-- start of RECORDS SHOWN --

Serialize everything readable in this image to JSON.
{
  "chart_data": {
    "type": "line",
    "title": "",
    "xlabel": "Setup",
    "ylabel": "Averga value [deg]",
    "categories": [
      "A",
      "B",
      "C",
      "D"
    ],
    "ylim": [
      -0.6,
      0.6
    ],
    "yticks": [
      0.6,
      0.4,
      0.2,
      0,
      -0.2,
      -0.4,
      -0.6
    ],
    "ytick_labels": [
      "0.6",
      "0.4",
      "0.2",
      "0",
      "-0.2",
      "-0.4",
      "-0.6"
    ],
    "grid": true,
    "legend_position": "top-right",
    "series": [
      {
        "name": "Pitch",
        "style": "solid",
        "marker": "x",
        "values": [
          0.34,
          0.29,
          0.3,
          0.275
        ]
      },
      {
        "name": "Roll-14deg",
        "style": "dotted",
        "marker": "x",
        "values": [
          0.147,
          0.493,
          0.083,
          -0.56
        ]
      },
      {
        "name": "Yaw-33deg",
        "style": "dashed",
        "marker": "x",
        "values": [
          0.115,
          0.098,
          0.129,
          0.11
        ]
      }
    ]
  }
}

-- end of RECORDS SHOWN --

▶ _REQUIRED TASK_:
List each line in the listing that contains the string "name".

▶ _FINISHED TASK_:
        "name": "Pitch",
        "name": "Roll-14deg",
        "name": "Yaw-33deg",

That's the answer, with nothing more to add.